Reproduce each record exactly.

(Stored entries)

** START **

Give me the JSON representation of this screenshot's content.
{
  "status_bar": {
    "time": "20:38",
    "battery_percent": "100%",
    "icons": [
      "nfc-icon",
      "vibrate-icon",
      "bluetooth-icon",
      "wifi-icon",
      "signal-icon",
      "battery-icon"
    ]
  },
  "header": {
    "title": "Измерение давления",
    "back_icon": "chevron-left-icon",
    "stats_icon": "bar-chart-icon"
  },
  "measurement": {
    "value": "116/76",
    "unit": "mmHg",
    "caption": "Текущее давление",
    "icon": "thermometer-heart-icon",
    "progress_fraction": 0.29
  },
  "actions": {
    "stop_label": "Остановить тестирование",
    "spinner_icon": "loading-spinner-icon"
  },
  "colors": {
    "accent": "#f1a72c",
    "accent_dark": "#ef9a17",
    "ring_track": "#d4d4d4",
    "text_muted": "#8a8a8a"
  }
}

** END **

--- Final result ---
Give me the JSON representation of this screenshot's content.
{
  "status_bar": {
    "time": "20:38",
    "battery_percent": "100%",
    "icons": [
      "nfc-icon",
      "vibrate-icon",
      "bluetooth-icon",
      "wifi-icon",
      "signal-icon",
      "battery-icon"
    ]
  },
  "header": {
    "title": "Измерение давления",
    "back_icon": "chevron-left-icon",
    "stats_icon": "bar-chart-icon"
  },
  "measurement": {
    "value": "116/76",
    "unit": "mmHg",
    "caption": "Текущее давление",
    "icon": "thermometer-heart-icon",
    "progress_fraction": 0.29
  },
  "actions": {
    "stop_label": "Остановить тестирование",
    "spinner_icon": "loading-spinner-icon"
  },
  "colors": {
    "accent": "#f1a72c",
    "accent_dark": "#ef9a17",
    "ring_track": "#d4d4d4",
    "text_muted": "#8a8a8a"
  }
}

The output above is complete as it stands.